* [Work to do]
Say how many lines of these entries include the word "Optional", and answer with the number alone.

* [Supplied records]

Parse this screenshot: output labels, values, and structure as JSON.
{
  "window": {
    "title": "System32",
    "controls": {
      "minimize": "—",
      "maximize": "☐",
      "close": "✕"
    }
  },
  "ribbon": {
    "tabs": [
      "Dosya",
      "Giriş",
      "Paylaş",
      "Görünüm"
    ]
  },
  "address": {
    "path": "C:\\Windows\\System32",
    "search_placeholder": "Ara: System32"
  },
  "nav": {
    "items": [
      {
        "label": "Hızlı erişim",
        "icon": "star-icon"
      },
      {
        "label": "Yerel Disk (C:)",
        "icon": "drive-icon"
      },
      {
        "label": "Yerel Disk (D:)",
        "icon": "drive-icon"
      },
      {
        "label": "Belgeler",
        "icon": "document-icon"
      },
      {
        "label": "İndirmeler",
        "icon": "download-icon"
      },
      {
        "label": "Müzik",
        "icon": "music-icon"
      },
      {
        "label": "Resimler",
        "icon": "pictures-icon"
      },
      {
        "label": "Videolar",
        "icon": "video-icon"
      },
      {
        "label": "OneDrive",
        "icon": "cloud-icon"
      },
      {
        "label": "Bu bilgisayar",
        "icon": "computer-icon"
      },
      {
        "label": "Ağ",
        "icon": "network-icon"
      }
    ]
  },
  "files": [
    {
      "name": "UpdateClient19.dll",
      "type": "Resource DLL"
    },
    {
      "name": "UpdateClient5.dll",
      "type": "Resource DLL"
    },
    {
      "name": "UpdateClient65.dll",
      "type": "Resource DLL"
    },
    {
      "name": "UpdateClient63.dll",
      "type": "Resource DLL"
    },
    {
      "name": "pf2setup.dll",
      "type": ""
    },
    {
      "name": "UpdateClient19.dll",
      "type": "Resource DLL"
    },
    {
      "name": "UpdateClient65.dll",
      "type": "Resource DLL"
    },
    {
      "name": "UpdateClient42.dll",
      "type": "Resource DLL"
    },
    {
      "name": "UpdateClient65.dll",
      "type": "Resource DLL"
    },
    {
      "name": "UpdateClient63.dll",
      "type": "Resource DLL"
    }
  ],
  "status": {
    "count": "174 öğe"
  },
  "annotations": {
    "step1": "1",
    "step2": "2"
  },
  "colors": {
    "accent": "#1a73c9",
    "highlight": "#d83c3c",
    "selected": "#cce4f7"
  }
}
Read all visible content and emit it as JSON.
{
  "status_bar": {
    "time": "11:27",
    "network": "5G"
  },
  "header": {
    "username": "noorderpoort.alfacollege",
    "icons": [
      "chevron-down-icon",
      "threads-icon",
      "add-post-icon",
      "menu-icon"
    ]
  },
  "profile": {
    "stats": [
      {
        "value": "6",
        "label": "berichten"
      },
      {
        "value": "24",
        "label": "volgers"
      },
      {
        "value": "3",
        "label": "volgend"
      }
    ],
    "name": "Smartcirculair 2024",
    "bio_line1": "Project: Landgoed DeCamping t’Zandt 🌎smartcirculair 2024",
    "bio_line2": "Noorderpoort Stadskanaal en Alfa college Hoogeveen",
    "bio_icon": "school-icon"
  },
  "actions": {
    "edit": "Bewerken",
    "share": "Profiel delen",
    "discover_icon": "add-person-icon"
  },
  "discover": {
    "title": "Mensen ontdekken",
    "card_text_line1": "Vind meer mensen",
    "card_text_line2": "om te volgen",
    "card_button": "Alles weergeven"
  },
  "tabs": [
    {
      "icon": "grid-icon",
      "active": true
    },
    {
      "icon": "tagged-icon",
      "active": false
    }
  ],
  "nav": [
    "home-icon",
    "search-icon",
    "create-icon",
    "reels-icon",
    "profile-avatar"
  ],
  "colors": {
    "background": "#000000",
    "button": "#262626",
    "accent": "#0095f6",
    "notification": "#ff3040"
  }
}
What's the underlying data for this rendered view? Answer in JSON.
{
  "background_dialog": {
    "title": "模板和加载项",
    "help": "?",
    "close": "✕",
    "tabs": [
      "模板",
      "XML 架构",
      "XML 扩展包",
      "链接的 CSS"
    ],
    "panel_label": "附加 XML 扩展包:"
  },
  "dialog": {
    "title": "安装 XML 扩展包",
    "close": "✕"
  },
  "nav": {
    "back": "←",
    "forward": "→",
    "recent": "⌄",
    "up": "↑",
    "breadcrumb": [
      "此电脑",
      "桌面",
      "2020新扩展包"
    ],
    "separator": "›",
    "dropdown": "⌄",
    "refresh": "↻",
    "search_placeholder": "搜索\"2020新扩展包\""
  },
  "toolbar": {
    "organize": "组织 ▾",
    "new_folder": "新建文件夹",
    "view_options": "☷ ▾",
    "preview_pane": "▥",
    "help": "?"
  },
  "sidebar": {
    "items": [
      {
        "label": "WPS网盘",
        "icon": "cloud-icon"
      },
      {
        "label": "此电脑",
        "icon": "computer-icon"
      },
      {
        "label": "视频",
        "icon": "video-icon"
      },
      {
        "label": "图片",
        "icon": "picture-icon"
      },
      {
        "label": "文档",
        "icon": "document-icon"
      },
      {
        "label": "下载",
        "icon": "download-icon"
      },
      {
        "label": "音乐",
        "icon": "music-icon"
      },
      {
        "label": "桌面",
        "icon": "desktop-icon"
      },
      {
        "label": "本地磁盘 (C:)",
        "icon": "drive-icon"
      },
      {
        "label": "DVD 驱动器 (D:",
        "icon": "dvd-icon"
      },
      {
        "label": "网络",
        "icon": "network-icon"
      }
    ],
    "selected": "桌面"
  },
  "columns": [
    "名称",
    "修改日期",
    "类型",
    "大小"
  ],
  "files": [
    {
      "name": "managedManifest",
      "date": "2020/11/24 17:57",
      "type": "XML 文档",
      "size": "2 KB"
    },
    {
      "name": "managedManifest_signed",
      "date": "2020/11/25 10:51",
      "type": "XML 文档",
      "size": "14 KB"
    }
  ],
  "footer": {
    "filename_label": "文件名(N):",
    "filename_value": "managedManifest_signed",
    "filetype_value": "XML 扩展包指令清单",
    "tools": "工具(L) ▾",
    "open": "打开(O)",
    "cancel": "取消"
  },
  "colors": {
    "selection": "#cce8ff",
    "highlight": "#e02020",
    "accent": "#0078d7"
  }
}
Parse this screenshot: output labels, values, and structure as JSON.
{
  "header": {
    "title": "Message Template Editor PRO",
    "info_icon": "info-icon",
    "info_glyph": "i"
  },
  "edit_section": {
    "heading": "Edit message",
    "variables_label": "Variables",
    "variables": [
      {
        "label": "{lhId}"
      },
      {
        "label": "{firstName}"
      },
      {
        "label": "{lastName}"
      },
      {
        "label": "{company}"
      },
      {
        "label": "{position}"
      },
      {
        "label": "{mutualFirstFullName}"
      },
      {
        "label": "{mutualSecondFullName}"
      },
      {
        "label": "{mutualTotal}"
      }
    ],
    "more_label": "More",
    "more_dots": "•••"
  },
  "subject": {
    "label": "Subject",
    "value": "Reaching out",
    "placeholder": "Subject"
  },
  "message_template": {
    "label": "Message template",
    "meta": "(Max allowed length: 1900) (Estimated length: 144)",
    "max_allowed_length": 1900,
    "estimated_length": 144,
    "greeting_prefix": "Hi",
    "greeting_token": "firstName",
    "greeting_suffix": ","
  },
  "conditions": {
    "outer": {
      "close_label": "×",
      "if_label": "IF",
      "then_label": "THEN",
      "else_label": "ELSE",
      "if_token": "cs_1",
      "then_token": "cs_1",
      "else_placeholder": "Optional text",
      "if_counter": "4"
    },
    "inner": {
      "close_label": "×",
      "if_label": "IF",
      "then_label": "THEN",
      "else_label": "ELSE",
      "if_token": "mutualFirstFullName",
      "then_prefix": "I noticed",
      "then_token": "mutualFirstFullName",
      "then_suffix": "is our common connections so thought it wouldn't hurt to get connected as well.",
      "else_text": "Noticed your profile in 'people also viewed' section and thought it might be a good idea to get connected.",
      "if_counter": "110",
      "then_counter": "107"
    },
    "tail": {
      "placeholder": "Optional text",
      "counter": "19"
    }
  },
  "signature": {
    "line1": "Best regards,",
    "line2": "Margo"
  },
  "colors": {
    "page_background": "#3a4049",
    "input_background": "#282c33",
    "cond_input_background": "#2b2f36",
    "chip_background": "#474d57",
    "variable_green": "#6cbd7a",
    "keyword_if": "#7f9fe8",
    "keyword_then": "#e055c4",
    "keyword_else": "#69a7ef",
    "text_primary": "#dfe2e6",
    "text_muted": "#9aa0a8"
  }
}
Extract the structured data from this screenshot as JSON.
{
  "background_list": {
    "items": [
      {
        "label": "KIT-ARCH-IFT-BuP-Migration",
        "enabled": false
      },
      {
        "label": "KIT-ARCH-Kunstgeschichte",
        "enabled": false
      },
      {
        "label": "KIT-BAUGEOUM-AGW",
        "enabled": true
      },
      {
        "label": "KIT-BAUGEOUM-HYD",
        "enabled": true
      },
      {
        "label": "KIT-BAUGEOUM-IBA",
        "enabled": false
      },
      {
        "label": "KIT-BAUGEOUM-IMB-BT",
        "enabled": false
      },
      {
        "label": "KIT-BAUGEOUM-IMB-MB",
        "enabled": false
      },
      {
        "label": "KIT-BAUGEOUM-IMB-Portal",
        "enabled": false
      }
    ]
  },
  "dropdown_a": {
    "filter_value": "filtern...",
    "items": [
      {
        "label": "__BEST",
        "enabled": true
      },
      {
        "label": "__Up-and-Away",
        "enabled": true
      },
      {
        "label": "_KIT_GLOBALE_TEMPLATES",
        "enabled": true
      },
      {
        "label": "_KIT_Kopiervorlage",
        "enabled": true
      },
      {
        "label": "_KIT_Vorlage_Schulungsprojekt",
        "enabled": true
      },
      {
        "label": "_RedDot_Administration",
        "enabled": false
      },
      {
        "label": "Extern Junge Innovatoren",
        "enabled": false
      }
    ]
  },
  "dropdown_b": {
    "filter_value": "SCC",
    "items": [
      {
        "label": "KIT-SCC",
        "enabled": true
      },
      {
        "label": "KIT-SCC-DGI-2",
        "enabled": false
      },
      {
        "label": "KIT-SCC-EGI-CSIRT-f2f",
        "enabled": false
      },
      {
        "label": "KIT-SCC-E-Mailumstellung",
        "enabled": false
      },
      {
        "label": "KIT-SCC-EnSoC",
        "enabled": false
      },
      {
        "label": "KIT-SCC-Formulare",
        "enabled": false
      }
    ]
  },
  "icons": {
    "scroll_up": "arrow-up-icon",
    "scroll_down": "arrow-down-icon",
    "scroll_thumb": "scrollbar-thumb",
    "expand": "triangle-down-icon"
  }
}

* [Answer for the task]
2